§ **THE REQUEST**
Write each line out exactly, leaving none out.

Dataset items
•••
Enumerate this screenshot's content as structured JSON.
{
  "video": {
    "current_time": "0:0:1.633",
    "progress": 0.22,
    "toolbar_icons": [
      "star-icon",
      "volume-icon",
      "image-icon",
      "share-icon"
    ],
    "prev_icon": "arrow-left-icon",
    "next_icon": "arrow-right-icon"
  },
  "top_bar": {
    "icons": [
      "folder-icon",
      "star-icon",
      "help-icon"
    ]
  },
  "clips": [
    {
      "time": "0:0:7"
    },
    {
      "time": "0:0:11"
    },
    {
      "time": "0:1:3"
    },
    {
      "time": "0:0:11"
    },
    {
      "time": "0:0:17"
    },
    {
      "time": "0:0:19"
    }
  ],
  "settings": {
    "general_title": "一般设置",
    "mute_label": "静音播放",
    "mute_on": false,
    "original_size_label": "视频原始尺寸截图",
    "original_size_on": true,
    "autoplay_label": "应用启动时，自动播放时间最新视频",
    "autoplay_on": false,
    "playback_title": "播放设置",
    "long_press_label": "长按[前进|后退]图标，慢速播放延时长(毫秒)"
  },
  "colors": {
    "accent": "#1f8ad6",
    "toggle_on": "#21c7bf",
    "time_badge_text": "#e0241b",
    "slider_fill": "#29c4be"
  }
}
•••
§ **RESULT BELOW**
Enumerate this screenshot's content as structured JSON.
{
  "video": {
    "current_time": "0:0:1.633",
    "progress": 0.22,
    "toolbar_icons": [
      "star-icon",
      "volume-icon",
      "image-icon",
      "share-icon"
    ],
    "prev_icon": "arrow-left-icon",
    "next_icon": "arrow-right-icon"
  },
  "top_bar": {
    "icons": [
      "folder-icon",
      "star-icon",
      "help-icon"
    ]
  },
  "clips": [
    {
      "time": "0:0:7"
    },
    {
      "time": "0:0:11"
    },
    {
      "time": "0:1:3"
    },
    {
      "time": "0:0:11"
    },
    {
      "time": "0:0:17"
    },
    {
      "time": "0:0:19"
    }
  ],
  "settings": {
    "general_title": "一般设置",
    "mute_label": "静音播放",
    "mute_on": false,
    "original_size_label": "视频原始尺寸截图",
    "original_size_on": true,
    "autoplay_label": "应用启动时，自动播放时间最新视频",
    "autoplay_on": false,
    "playback_title": "播放设置",
    "long_press_label": "长按[前进|后退]图标，慢速播放延时长(毫秒)"
  },
  "colors": {
    "accent": "#1f8ad6",
    "toggle_on": "#21c7bf",
    "time_badge_text": "#e0241b",
    "slider_fill": "#29c4be"
  }
}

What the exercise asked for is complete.